• **EXERCÍCIO**: Prossiga a notícia sobre o relançamento do estatuto de associado extraordinário da AAC, retomando-a logo após a última frase.

• **EXCERTO SELECIONADO**:
• • •

Ensino Superior

Um renovar do associativismo extraordinário

Cedida por Diogo Lopes

“Valor simbólico” da quota para cumprir objetivo de “abertura das portas da Casa” à cidade. DG/AAC acrescenta ao estatuto de associado extraordinário possibilidade de aquisição, por 45 euros, de garrafa de vinho da Académica. Por Francisca Costa e Solange Francisco 

Em conferência de imprensa, no Museu Nacional Machado de Castro, no dia 23 de abril, a Direção-Geral da Associação Académica de Coimbra (DG/AAC) apresentou o relançamento do estatuto de associado extraordinário. Diogo Lopes, vice-presidente da DG/AAC, destacou que o atual mandato definiu como prioridade a “abertura das portas” da Casa e o retorno deste regimento realiza-se neste sentido. “Havia uma lacuna específica que impedia pessoas de participar na AAC se não fossem estudantes ou não fossem parte integrante das estruturas”, esclarece.

• • •

• **EXTRATO DE DADOS**:
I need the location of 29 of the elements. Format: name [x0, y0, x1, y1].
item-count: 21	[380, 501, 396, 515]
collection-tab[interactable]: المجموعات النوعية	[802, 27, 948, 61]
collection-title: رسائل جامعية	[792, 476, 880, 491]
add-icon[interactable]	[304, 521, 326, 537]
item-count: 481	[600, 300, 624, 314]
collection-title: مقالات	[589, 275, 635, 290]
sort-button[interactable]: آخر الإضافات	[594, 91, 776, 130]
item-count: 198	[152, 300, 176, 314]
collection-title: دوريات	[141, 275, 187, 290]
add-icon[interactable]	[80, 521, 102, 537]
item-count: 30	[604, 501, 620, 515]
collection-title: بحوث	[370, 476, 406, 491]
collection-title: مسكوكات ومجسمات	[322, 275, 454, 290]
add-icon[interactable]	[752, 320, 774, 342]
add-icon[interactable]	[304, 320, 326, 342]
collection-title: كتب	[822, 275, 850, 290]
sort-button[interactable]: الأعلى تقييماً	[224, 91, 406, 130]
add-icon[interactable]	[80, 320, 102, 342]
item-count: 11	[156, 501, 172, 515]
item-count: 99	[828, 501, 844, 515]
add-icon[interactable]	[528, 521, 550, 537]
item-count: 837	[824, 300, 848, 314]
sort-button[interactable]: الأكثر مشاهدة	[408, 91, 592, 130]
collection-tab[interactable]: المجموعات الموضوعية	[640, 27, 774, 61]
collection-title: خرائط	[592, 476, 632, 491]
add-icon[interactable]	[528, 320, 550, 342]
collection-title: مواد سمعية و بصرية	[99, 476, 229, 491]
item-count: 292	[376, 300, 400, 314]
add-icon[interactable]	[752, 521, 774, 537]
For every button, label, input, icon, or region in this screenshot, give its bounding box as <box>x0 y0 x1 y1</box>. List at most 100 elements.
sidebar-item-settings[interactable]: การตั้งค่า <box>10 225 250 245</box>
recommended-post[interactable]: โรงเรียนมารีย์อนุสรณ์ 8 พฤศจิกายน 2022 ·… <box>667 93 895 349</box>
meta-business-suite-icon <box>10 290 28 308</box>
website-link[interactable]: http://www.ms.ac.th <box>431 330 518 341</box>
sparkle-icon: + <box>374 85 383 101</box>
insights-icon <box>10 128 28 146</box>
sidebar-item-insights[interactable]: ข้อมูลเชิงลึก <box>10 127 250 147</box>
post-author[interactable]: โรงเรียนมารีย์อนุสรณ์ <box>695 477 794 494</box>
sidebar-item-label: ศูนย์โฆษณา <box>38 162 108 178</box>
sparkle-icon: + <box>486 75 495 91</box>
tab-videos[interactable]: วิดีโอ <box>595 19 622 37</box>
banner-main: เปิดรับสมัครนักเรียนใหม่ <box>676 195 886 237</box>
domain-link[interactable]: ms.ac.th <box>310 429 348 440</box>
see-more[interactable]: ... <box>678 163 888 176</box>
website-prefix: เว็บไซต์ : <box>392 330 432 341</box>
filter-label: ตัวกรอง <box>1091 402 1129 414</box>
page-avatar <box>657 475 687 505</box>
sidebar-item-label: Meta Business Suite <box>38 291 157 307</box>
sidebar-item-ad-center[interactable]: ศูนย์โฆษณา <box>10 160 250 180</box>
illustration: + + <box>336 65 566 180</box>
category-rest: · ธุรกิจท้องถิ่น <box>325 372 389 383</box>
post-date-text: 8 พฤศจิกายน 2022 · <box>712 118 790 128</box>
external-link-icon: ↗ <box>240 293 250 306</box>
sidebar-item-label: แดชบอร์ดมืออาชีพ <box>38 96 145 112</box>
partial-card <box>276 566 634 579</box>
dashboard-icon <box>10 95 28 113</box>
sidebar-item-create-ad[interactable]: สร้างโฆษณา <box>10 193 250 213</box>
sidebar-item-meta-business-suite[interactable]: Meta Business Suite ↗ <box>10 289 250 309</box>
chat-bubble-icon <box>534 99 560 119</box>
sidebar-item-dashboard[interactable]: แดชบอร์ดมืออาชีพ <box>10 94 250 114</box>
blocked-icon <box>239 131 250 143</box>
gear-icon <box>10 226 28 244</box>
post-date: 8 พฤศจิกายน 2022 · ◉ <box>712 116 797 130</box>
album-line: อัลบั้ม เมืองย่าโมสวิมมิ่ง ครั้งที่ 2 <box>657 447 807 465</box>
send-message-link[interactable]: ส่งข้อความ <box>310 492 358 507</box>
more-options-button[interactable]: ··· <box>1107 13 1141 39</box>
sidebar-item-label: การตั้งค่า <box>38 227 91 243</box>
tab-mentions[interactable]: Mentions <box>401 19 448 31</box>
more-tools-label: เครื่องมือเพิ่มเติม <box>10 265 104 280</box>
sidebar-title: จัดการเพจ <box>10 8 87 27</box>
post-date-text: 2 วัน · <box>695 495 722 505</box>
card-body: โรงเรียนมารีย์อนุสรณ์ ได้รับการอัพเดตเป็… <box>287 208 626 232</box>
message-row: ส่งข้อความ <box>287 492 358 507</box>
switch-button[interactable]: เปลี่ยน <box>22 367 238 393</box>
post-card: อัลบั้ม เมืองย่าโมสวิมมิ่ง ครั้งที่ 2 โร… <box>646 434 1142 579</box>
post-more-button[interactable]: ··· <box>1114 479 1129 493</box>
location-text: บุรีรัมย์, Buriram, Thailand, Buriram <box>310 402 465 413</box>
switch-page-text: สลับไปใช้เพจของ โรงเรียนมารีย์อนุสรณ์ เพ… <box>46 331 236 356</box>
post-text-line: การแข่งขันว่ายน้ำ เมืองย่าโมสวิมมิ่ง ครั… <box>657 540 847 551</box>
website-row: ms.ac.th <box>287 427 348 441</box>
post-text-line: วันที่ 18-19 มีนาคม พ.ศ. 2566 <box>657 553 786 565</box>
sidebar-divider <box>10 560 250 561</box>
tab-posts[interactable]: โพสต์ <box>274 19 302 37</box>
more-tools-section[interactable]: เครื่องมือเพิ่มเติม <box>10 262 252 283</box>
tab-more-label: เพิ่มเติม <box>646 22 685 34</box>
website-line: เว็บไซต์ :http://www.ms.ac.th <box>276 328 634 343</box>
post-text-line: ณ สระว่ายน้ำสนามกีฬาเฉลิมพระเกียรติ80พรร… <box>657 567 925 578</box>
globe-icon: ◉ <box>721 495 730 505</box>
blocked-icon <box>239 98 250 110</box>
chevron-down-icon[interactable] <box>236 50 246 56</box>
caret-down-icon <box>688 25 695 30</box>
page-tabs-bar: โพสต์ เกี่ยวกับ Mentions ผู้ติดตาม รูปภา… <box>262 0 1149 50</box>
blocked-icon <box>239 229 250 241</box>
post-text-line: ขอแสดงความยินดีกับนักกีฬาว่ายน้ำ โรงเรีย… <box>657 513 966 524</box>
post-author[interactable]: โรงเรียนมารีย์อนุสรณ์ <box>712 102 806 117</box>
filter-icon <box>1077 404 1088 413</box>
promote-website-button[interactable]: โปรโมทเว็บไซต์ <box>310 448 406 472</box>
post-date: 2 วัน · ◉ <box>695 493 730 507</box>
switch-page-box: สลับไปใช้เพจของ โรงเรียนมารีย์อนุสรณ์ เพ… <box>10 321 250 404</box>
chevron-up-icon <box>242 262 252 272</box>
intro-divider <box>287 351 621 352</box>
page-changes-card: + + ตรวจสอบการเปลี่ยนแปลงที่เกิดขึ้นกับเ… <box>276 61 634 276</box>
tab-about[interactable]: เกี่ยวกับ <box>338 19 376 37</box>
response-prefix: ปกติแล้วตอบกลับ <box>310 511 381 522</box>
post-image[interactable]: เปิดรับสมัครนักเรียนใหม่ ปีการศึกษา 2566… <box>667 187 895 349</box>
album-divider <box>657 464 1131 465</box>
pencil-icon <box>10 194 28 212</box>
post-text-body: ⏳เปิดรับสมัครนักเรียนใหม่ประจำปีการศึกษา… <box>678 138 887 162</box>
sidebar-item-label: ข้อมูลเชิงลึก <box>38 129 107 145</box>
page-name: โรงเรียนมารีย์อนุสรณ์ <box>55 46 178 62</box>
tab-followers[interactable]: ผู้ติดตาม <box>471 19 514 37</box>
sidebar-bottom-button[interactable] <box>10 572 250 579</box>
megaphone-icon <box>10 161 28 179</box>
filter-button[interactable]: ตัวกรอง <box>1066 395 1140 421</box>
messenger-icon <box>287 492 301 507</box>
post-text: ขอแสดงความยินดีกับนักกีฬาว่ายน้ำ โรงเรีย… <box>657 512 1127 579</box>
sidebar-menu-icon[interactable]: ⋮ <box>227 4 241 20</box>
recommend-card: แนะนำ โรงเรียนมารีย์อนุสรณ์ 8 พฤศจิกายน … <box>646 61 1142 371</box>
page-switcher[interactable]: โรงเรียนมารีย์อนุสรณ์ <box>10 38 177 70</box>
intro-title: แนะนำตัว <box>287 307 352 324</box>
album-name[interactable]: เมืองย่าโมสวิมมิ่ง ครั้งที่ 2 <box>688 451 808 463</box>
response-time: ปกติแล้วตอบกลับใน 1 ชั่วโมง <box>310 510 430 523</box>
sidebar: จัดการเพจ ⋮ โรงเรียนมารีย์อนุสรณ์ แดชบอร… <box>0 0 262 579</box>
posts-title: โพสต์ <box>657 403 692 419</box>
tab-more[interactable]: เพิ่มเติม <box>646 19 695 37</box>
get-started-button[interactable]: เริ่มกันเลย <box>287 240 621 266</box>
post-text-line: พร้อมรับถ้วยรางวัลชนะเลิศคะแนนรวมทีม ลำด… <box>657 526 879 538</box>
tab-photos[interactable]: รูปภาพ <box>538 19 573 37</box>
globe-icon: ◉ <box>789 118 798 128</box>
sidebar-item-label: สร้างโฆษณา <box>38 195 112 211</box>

• • •

• **RESPOSTA AO EXERCÍCIO**:
Diogo Lopes explica que o estatuto de associado extraordinário surgiu no mandato de 2020/2021, e difere dos restantes associados, na medida em que engloba cidadãos fora da comunidade estudantil que de alguma forma se identificam com a academia e na qual pretendem intervir. Um dos requisitos para a obtenção deste estatuto é o pagamento de uma quota anual de um “valor simbólico” de 12 euros e que, por um preço acrescido de 45 euros, segundo Diogo Lopes, é incluída uma garrafa de vinho da loja oficial da AAC. Clarifica que “esta movimentação estratégica pretende adequar o produto à faixa etária mais representada” neste estatuto – uma geração mais velha.

O pagamento desta quota manteve-se intacto desde o seu aparecimento, uma vez que é “um contributo à Casa”. Neste sentido, o vice-presidente elucida: “não queremos que um dos critérios para aceder a associado extraordinário se constitua como uma barreira”. As diferenças deste relançamento do projeto passam, ainda, pelo aumento das parcerias e também dos campos de ação e variedade em que estas atuam, informa.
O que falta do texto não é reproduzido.